■ **INSTRUCTIONS TO FOLLOW**
How many lines hold the string "部门单选"? Reply with the number alone.

■ **DATA EXCERPTS**
::::

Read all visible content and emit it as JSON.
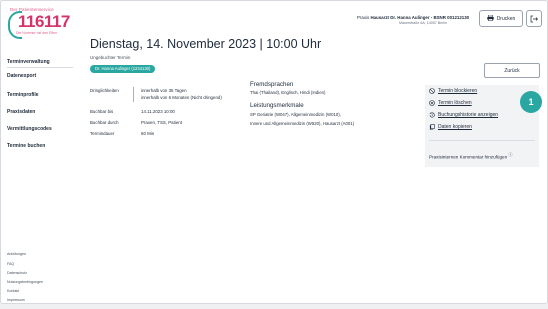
{
  "logo": {
    "top": "Der Patientenservice",
    "number": "116117",
    "sub": "Die Nummer mit den Elfen"
  },
  "sidebar": {
    "items": [
      {
        "label": "Terminverwaltung"
      },
      {
        "label": "Datenexport"
      },
      {
        "label": "Terminprofile"
      },
      {
        "label": "Praxisdaten"
      },
      {
        "label": "Vermittlungscodes"
      },
      {
        "label": "Termine buchen"
      }
    ],
    "footer": [
      "Anleitungen",
      "FAQ",
      "Datenschutz",
      "Nutzungsbedingungen",
      "Kontakt",
      "Impressum"
    ]
  },
  "header": {
    "praxis_prefix": "Praxis",
    "praxis_name": "Hausarzt Dr. Hanna Aulinger - BSNR 001212130",
    "address": "Mauerstraße 6A, 14057 Berlin",
    "print_label": "Drucken"
  },
  "main": {
    "title": "Dienstag, 14. November 2023 | 10:00 Uhr",
    "subtitle": "Ungebuchter Termin",
    "doctor_pill": "Dr. Hanna Aulinger (1234130)",
    "back_label": "Zurück",
    "details": [
      {
        "label": "Dringlichkeiten",
        "values": [
          "innerhalb von 35 Tagen",
          "innerhalb von 6 Monaten (Nicht dringend)"
        ]
      },
      {
        "label": "Buchbar bis",
        "values": [
          "14.11.2023 10:00"
        ]
      },
      {
        "label": "Buchbar durch",
        "values": [
          "Praxen, TSS, Patient"
        ]
      },
      {
        "label": "Termindauer",
        "values": [
          "60 Min"
        ]
      }
    ],
    "languages_title": "Fremdsprachen",
    "languages": "Thai (Thailand), Englisch, Hindi (Indien)",
    "services_title": "Leistungsmerkmale",
    "services_line1": "SP Geriatrie (W047), Allgemeinmedizin (W010),",
    "services_line2": "Innere und Allgemeinmedizin (W520), Hausarzt (A001)"
  },
  "actions": {
    "items": [
      {
        "label": "Termin blockieren",
        "icon": "block-icon"
      },
      {
        "label": "Termin löschen",
        "icon": "delete-circle-icon"
      },
      {
        "label": "Buchungshistorie anzeigen",
        "icon": "history-icon"
      },
      {
        "label": "Daten kopieren",
        "icon": "copy-icon"
      }
    ],
    "comment": "Praxisinternen Kommentar hinzufügen"
  },
  "badge": "1",
  "colors": {
    "accent": "#2aa7a0",
    "brand": "#d6336c",
    "panel": "#f1f3f5"
  }
}
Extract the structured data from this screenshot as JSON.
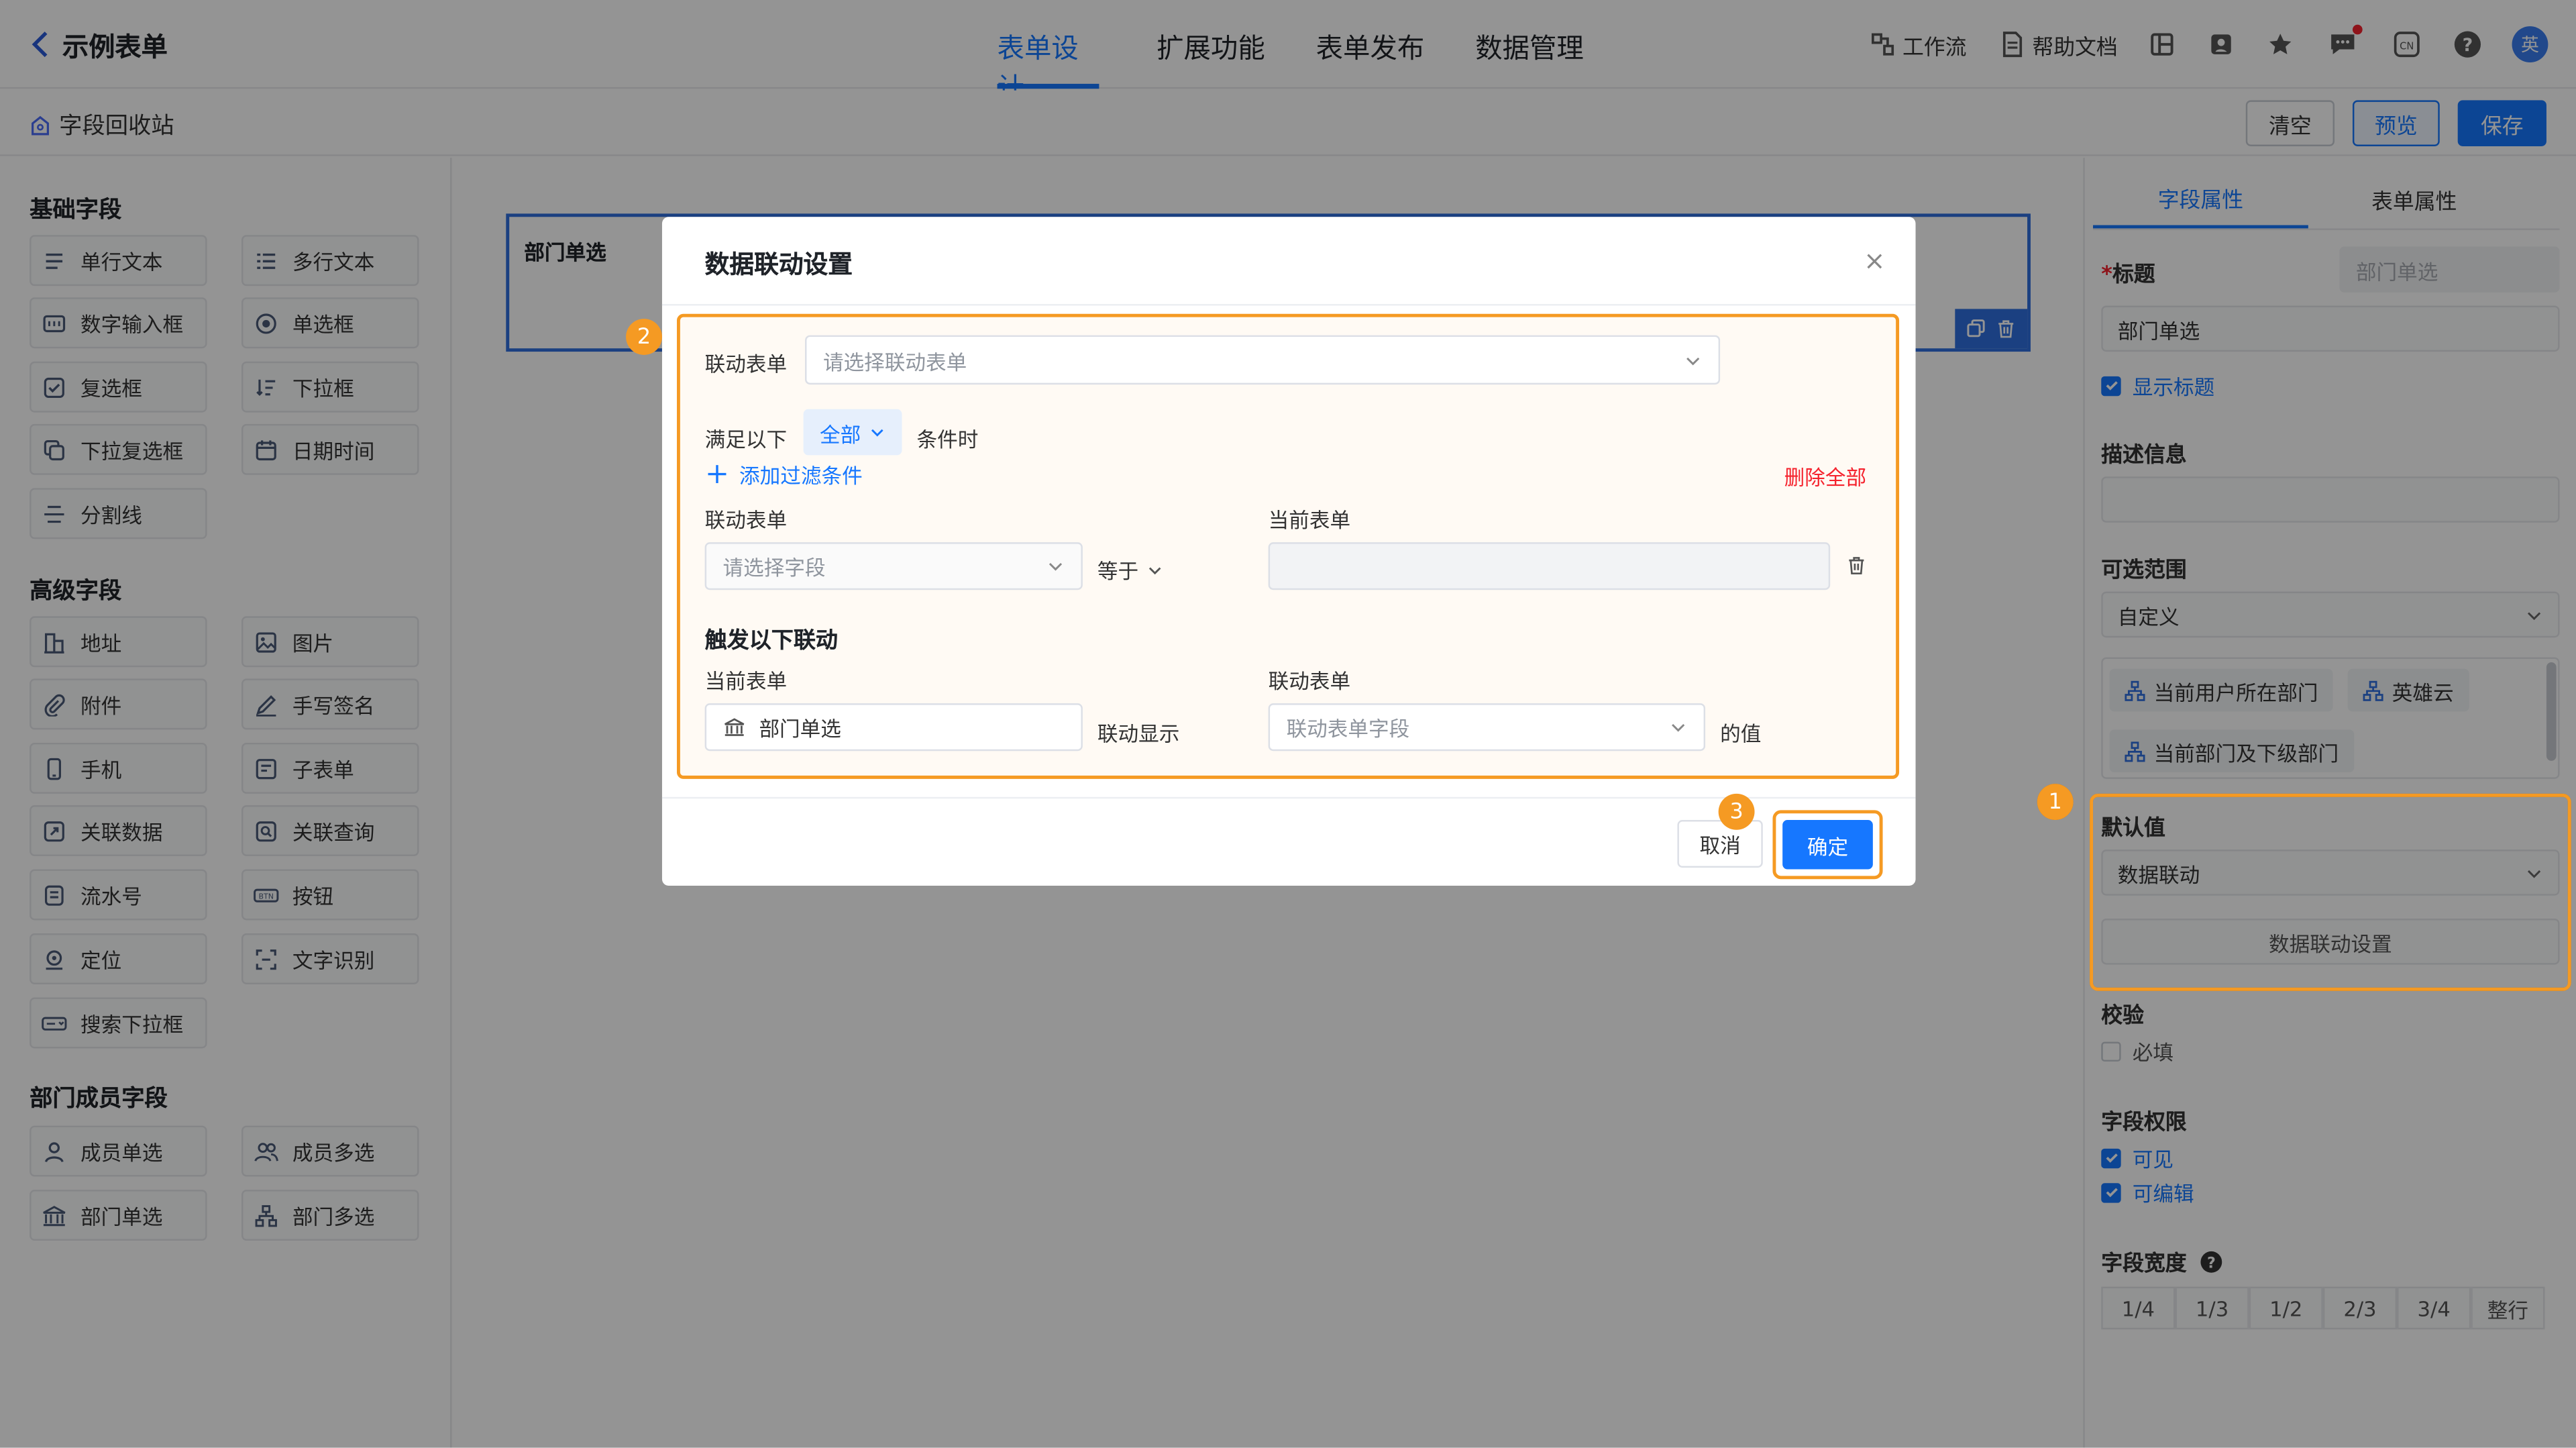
{
  "header": {
    "back_title": "示例表单",
    "tabs": [
      {
        "label": "表单设计",
        "active": true
      },
      {
        "label": "扩展功能",
        "active": false
      },
      {
        "label": "表单发布",
        "active": false
      },
      {
        "label": "数据管理",
        "active": false
      }
    ],
    "tools": {
      "workflow": "工作流",
      "help": "帮助文档"
    },
    "avatar": "英"
  },
  "subbar": {
    "recycle": "字段回收站",
    "clear": "清空",
    "preview": "预览",
    "save": "保存"
  },
  "left": {
    "sections": [
      {
        "title": "基础字段",
        "items": [
          {
            "label": "单行文本",
            "icon": "lines-icon"
          },
          {
            "label": "多行文本",
            "icon": "list-icon"
          },
          {
            "label": "数字输入框",
            "icon": "number-icon"
          },
          {
            "label": "单选框",
            "icon": "radio-icon"
          },
          {
            "label": "复选框",
            "icon": "checkbox-icon"
          },
          {
            "label": "下拉框",
            "icon": "sort-icon"
          },
          {
            "label": "下拉复选框",
            "icon": "dropdown-multi-icon"
          },
          {
            "label": "日期时间",
            "icon": "calendar-icon"
          },
          {
            "label": "分割线",
            "icon": "divider-icon"
          }
        ]
      },
      {
        "title": "高级字段",
        "items": [
          {
            "label": "地址",
            "icon": "address-icon"
          },
          {
            "label": "图片",
            "icon": "image-icon"
          },
          {
            "label": "附件",
            "icon": "attachment-icon"
          },
          {
            "label": "手写签名",
            "icon": "signature-icon"
          },
          {
            "label": "手机",
            "icon": "phone-icon"
          },
          {
            "label": "子表单",
            "icon": "subform-icon"
          },
          {
            "label": "关联数据",
            "icon": "link-data-icon"
          },
          {
            "label": "关联查询",
            "icon": "link-query-icon"
          },
          {
            "label": "流水号",
            "icon": "serial-icon"
          },
          {
            "label": "按钮",
            "icon": "button-icon"
          },
          {
            "label": "定位",
            "icon": "location-icon"
          },
          {
            "label": "文字识别",
            "icon": "ocr-icon"
          },
          {
            "label": "搜索下拉框",
            "icon": "search-dropdown-icon"
          }
        ]
      },
      {
        "title": "部门成员字段",
        "items": [
          {
            "label": "成员单选",
            "icon": "user-icon"
          },
          {
            "label": "成员多选",
            "icon": "users-icon"
          },
          {
            "label": "部门单选",
            "icon": "building-icon"
          },
          {
            "label": "部门多选",
            "icon": "org-icon"
          }
        ]
      }
    ]
  },
  "canvas": {
    "card_title": "部门单选"
  },
  "right": {
    "tabs": [
      "字段属性",
      "表单属性"
    ],
    "title_label": "标题",
    "title_placeholder": "部门单选",
    "title_value": "部门单选",
    "show_title": "显示标题",
    "desc_label": "描述信息",
    "range_label": "可选范围",
    "range_value": "自定义",
    "range_chips": [
      "当前用户所在部门",
      "英雄云",
      "当前部门及下级部门"
    ],
    "default_label": "默认值",
    "default_value": "数据联动",
    "linkage_button": "数据联动设置",
    "validate_label": "校验",
    "required": "必填",
    "perm_label": "字段权限",
    "visible": "可见",
    "editable": "可编辑",
    "width_label": "字段宽度",
    "widths": [
      "1/4",
      "1/3",
      "1/2",
      "2/3",
      "3/4",
      "整行"
    ]
  },
  "modal": {
    "title": "数据联动设置",
    "link_form_label": "联动表单",
    "link_form_placeholder": "请选择联动表单",
    "cond_prefix": "满足以下",
    "cond_mode": "全部",
    "cond_suffix": "条件时",
    "add_filter": "添加过滤条件",
    "delete_all": "删除全部",
    "filter_left_label": "联动表单",
    "filter_right_label": "当前表单",
    "field_placeholder": "请选择字段",
    "operator": "等于",
    "trigger_title": "触发以下联动",
    "trig_left_label": "当前表单",
    "trig_right_label": "联动表单",
    "current_field": "部门单选",
    "link_show": "联动显示",
    "link_field_placeholder": "联动表单字段",
    "value_suffix": "的值",
    "cancel": "取消",
    "confirm": "确定"
  },
  "callouts": [
    "1",
    "2",
    "3"
  ],
  "colors": {
    "primary": "#1677ff",
    "callout": "#f59a23",
    "danger": "#f5222d"
  }
}
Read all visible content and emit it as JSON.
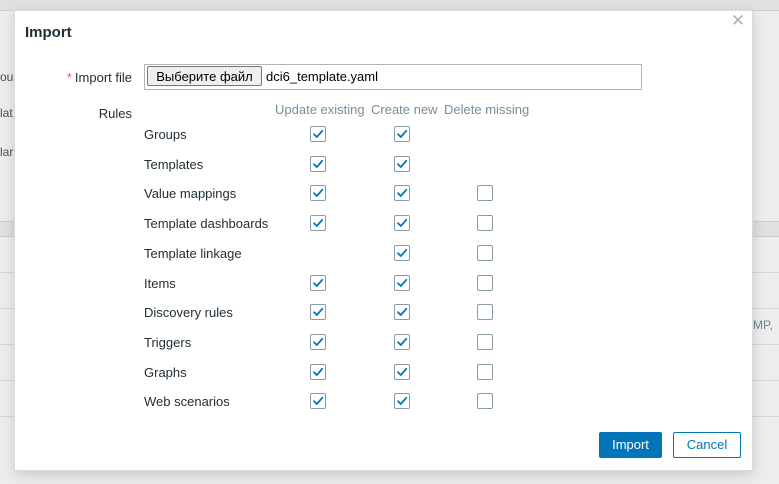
{
  "background": {
    "left_fragments": [
      "ou",
      "lat",
      "lar"
    ],
    "right_fragment": "MP,"
  },
  "dialog": {
    "title": "Import",
    "close_icon": "close-icon",
    "import_file": {
      "required_mark": "*",
      "label": "Import file",
      "button_label": "Выберите файл",
      "file_name": "dci6_template.yaml"
    },
    "rules": {
      "label": "Rules",
      "columns": [
        "Update existing",
        "Create new",
        "Delete missing"
      ],
      "rows": [
        {
          "name": "Groups",
          "update": true,
          "create": true,
          "delete": null
        },
        {
          "name": "Templates",
          "update": true,
          "create": true,
          "delete": null
        },
        {
          "name": "Value mappings",
          "update": true,
          "create": true,
          "delete": false
        },
        {
          "name": "Template dashboards",
          "update": true,
          "create": true,
          "delete": false
        },
        {
          "name": "Template linkage",
          "update": null,
          "create": true,
          "delete": false
        },
        {
          "name": "Items",
          "update": true,
          "create": true,
          "delete": false
        },
        {
          "name": "Discovery rules",
          "update": true,
          "create": true,
          "delete": false
        },
        {
          "name": "Triggers",
          "update": true,
          "create": true,
          "delete": false
        },
        {
          "name": "Graphs",
          "update": true,
          "create": true,
          "delete": false
        },
        {
          "name": "Web scenarios",
          "update": true,
          "create": true,
          "delete": false
        }
      ]
    },
    "buttons": {
      "import_label": "Import",
      "cancel_label": "Cancel"
    },
    "colors": {
      "accent": "#0275b8",
      "check": "#0275b8",
      "required": "#e45959"
    }
  }
}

::::

■ **RESULT FOR THIS TASK**
5